Job:
Reproduce the material word for word; the images stay out.

━━━ Extracted data

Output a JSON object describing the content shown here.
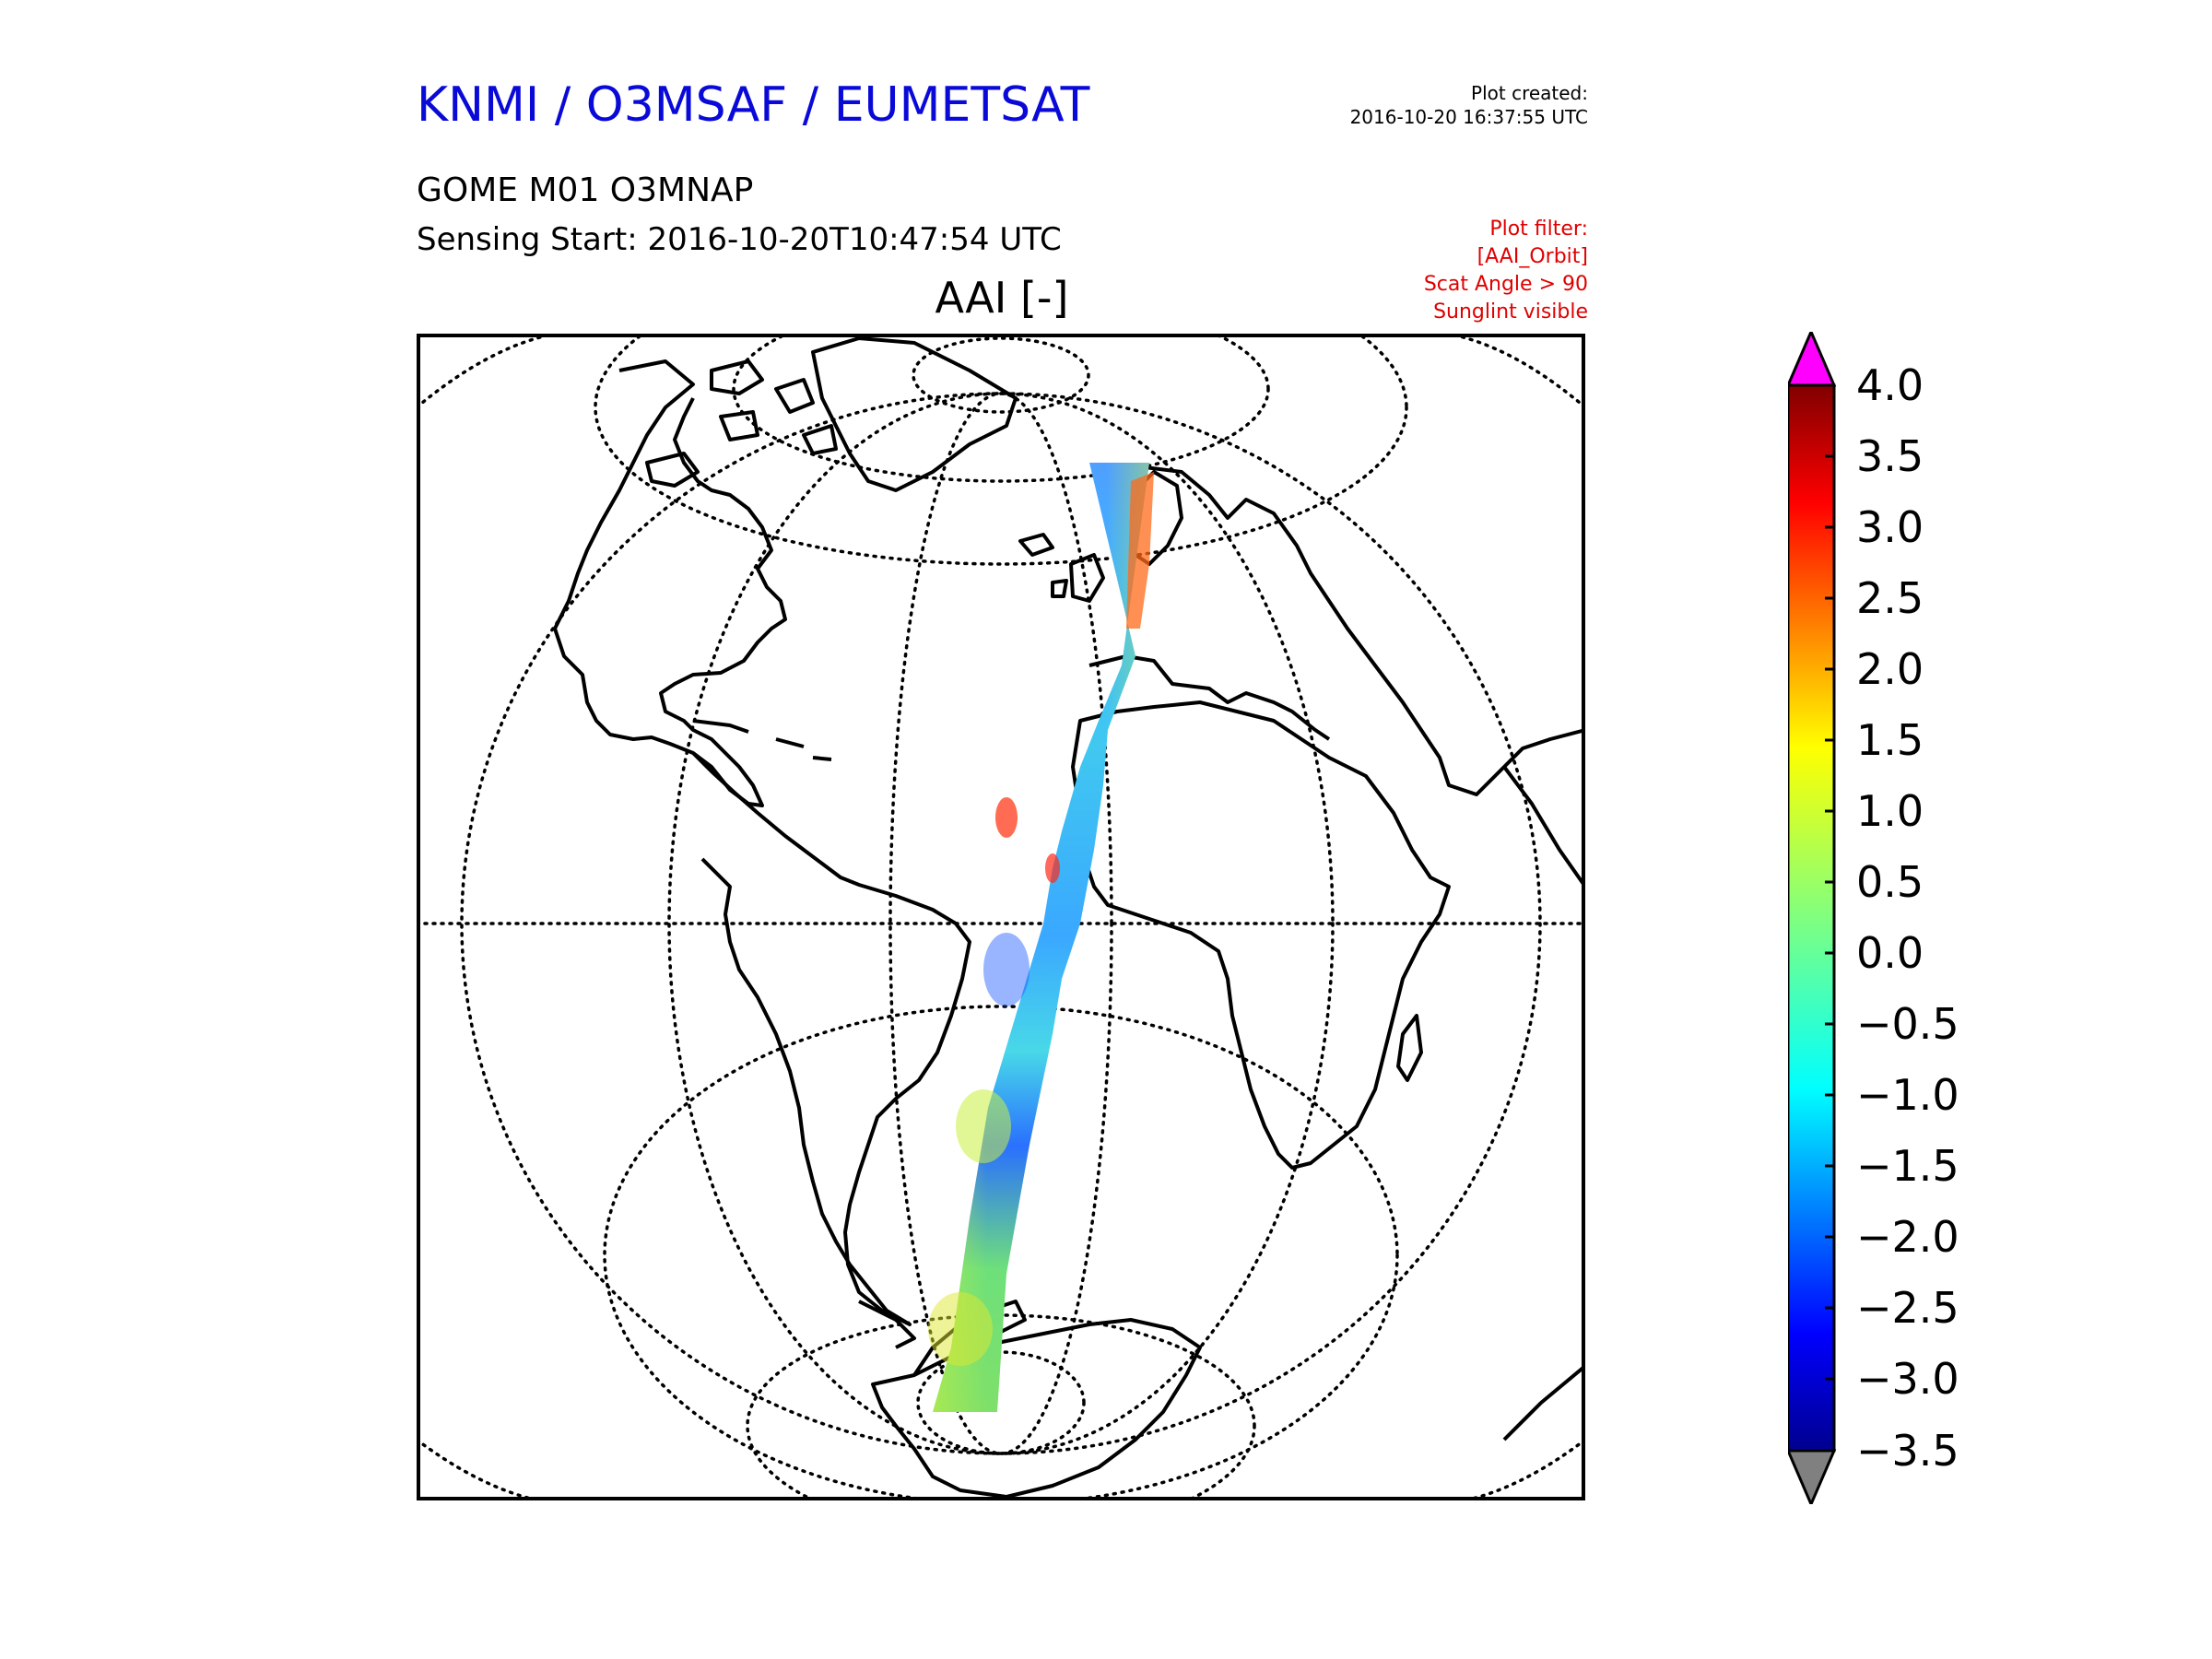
{
  "header": {
    "title": "KNMI / O3MSAF / EUMETSAT",
    "created_label": "Plot created:",
    "created_time": "2016-10-20 16:37:55 UTC",
    "product": "GOME M01 O3MNAP",
    "sensing_start": "Sensing Start: 2016-10-20T10:47:54 UTC",
    "filter_lines": [
      "Plot filter:",
      "[AAI_Orbit]",
      "Scat Angle > 90",
      "Sunglint visible"
    ]
  },
  "map": {
    "title": "AAI [-]",
    "projection": "orthographic",
    "center": {
      "lat": 0,
      "lon": -20
    },
    "graticule": "dotted",
    "content": [
      "continents-outline",
      "satellite-swath"
    ],
    "swath_colors": {
      "low": "#0000ff",
      "mid": "#00e0ff",
      "high": "#ff0000"
    }
  },
  "colorbar": {
    "min": -3.5,
    "max": 4.0,
    "ticks": [
      "4.0",
      "3.5",
      "3.0",
      "2.5",
      "2.0",
      "1.5",
      "1.0",
      "0.5",
      "0.0",
      "−0.5",
      "−1.0",
      "−1.5",
      "−2.0",
      "−2.5",
      "−3.0",
      "−3.5"
    ],
    "over_color": "#ff00ff",
    "under_color": "#808080",
    "colormap": "jet"
  }
}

━━━━━━

Problem solution:
Output a JSON object describing the content shown here.
{
  "header": {
    "title": "KNMI / O3MSAF / EUMETSAT",
    "created_label": "Plot created:",
    "created_time": "2016-10-20 16:37:55 UTC",
    "product": "GOME M01 O3MNAP",
    "sensing_start": "Sensing Start: 2016-10-20T10:47:54 UTC",
    "filter_lines": [
      "Plot filter:",
      "[AAI_Orbit]",
      "Scat Angle > 90",
      "Sunglint visible"
    ]
  },
  "map": {
    "title": "AAI [-]",
    "projection": "orthographic",
    "center": {
      "lat": 0,
      "lon": -20
    },
    "graticule": "dotted",
    "content": [
      "continents-outline",
      "satellite-swath"
    ],
    "swath_colors": {
      "low": "#0000ff",
      "mid": "#00e0ff",
      "high": "#ff0000"
    }
  },
  "colorbar": {
    "min": -3.5,
    "max": 4.0,
    "ticks": [
      "4.0",
      "3.5",
      "3.0",
      "2.5",
      "2.0",
      "1.5",
      "1.0",
      "0.5",
      "0.0",
      "−0.5",
      "−1.0",
      "−1.5",
      "−2.0",
      "−2.5",
      "−3.0",
      "−3.5"
    ],
    "over_color": "#ff00ff",
    "under_color": "#808080",
    "colormap": "jet"
  }
}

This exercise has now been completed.